(Direction)
Give only the number of lines that include the string "object".

(Records from a dataset)
********************
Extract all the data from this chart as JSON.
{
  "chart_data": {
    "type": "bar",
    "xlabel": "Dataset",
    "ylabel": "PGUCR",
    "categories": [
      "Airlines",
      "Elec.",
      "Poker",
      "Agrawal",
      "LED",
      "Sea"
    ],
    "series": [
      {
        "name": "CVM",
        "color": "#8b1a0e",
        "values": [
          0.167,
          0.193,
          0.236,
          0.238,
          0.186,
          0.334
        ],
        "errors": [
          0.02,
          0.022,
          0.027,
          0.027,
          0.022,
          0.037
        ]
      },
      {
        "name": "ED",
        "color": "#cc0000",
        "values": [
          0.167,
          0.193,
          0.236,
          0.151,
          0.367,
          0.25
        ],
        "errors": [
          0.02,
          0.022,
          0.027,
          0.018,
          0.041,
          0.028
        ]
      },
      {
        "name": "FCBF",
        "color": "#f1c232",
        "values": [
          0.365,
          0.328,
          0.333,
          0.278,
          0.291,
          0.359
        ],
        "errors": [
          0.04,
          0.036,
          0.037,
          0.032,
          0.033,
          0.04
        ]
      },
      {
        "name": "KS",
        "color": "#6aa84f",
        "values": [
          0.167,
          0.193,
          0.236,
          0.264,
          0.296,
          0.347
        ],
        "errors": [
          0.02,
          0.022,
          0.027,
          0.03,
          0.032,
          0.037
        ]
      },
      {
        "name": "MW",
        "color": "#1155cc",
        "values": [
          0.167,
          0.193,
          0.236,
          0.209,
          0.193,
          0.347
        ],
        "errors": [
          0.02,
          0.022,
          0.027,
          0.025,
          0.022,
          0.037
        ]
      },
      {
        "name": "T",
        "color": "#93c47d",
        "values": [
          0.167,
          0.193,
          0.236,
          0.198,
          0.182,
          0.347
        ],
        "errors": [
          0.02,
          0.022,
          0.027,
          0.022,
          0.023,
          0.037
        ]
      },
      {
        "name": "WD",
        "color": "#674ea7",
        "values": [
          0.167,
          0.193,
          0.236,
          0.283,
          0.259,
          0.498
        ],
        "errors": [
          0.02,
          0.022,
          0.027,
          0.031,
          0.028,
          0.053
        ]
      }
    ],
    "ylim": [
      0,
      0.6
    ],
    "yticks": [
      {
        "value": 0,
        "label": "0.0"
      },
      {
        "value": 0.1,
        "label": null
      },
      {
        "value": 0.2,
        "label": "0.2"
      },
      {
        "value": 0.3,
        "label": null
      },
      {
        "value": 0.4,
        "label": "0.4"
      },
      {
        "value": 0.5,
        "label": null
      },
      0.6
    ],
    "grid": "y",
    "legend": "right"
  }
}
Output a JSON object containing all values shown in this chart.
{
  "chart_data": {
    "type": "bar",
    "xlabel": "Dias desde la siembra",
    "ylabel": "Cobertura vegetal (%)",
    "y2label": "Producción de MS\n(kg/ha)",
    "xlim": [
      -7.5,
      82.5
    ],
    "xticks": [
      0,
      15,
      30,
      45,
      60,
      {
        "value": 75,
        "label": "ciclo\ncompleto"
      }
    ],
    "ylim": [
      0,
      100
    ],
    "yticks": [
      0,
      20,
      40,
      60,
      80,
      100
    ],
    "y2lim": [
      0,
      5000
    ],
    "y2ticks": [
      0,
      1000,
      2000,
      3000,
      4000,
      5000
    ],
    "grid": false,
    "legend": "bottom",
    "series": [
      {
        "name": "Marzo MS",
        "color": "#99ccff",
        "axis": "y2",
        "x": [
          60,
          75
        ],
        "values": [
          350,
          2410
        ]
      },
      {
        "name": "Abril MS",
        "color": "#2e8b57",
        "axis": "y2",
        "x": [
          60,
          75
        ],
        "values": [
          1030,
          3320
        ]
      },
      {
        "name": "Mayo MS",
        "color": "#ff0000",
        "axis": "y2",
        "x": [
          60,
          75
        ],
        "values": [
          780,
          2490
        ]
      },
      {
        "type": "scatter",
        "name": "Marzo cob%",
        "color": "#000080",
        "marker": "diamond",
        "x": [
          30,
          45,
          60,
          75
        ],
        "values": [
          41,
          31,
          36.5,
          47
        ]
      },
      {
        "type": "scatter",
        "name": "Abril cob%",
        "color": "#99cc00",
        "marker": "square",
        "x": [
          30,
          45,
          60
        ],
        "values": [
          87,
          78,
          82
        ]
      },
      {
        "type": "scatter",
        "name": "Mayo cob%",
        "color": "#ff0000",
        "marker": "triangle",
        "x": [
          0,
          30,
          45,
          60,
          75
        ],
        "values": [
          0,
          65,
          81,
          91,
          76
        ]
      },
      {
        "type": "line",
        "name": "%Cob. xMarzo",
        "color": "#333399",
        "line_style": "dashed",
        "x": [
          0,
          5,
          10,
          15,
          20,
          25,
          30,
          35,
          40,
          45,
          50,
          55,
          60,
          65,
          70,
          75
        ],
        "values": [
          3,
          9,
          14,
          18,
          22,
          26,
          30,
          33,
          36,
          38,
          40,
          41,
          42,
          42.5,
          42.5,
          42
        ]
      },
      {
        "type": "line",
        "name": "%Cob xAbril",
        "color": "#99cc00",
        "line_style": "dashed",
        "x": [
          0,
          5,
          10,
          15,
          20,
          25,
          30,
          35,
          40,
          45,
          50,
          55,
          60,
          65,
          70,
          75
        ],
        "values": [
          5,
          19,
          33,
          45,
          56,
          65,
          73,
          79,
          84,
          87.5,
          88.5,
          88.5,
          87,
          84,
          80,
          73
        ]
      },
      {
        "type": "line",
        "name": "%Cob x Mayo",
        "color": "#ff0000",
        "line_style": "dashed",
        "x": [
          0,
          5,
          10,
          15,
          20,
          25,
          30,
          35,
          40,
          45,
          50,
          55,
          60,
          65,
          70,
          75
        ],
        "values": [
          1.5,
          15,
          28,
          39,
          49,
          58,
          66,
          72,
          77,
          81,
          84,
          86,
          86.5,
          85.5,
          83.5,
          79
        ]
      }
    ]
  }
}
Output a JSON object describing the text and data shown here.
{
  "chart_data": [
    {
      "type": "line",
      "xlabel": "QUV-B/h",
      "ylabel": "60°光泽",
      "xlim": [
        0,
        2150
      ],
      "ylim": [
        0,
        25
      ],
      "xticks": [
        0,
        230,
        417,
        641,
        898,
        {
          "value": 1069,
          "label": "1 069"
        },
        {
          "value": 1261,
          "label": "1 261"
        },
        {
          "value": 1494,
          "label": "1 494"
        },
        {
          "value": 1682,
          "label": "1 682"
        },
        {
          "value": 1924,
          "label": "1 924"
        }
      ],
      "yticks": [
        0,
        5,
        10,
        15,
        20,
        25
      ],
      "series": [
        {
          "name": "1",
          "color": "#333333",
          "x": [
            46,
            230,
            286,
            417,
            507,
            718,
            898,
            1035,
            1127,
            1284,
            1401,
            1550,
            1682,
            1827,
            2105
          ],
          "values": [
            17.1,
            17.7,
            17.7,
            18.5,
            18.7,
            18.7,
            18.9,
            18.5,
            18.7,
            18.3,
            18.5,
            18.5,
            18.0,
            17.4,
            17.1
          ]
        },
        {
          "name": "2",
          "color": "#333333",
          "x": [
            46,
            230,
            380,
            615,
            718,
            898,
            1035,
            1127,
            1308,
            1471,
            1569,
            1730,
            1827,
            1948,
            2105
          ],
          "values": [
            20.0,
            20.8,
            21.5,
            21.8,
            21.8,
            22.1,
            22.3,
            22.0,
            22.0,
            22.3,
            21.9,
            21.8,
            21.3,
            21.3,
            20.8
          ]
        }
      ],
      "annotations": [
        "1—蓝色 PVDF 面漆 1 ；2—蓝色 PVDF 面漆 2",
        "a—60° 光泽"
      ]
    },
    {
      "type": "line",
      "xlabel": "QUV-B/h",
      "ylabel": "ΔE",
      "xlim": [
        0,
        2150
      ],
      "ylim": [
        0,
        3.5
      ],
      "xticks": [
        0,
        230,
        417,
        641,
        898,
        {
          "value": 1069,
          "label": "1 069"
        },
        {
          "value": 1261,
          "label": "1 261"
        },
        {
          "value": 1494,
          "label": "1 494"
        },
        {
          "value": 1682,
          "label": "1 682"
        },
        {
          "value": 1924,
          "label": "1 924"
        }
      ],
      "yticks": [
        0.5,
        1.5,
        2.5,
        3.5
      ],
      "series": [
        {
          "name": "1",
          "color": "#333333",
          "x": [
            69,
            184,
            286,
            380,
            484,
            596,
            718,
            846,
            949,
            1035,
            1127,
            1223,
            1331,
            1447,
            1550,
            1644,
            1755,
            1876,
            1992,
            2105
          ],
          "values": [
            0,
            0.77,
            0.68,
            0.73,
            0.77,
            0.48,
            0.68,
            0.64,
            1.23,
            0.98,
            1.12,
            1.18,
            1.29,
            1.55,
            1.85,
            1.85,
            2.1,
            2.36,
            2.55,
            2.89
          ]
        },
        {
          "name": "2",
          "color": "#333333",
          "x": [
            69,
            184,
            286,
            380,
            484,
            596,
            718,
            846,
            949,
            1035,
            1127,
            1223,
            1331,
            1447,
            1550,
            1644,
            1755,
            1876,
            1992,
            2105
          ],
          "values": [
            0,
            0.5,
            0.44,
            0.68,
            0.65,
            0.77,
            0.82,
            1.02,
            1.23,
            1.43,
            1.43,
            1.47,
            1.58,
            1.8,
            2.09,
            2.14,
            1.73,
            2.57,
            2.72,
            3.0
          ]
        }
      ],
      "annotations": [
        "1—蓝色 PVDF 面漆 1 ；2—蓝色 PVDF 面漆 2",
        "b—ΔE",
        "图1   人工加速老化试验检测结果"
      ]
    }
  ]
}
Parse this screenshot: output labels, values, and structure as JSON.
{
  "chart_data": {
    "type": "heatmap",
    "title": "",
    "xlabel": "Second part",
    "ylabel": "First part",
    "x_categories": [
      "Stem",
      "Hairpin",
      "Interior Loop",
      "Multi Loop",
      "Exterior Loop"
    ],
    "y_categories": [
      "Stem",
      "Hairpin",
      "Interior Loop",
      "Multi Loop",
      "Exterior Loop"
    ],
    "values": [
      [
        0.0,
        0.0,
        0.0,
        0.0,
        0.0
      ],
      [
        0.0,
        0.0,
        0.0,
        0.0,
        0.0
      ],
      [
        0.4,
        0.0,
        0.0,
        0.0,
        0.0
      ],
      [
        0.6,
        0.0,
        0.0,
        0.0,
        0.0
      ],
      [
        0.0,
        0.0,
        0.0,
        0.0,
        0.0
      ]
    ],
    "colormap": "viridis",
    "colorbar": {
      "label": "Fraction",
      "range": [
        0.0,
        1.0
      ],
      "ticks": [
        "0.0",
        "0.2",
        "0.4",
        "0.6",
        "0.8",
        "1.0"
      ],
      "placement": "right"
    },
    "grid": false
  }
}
********************
(Expected answer)
2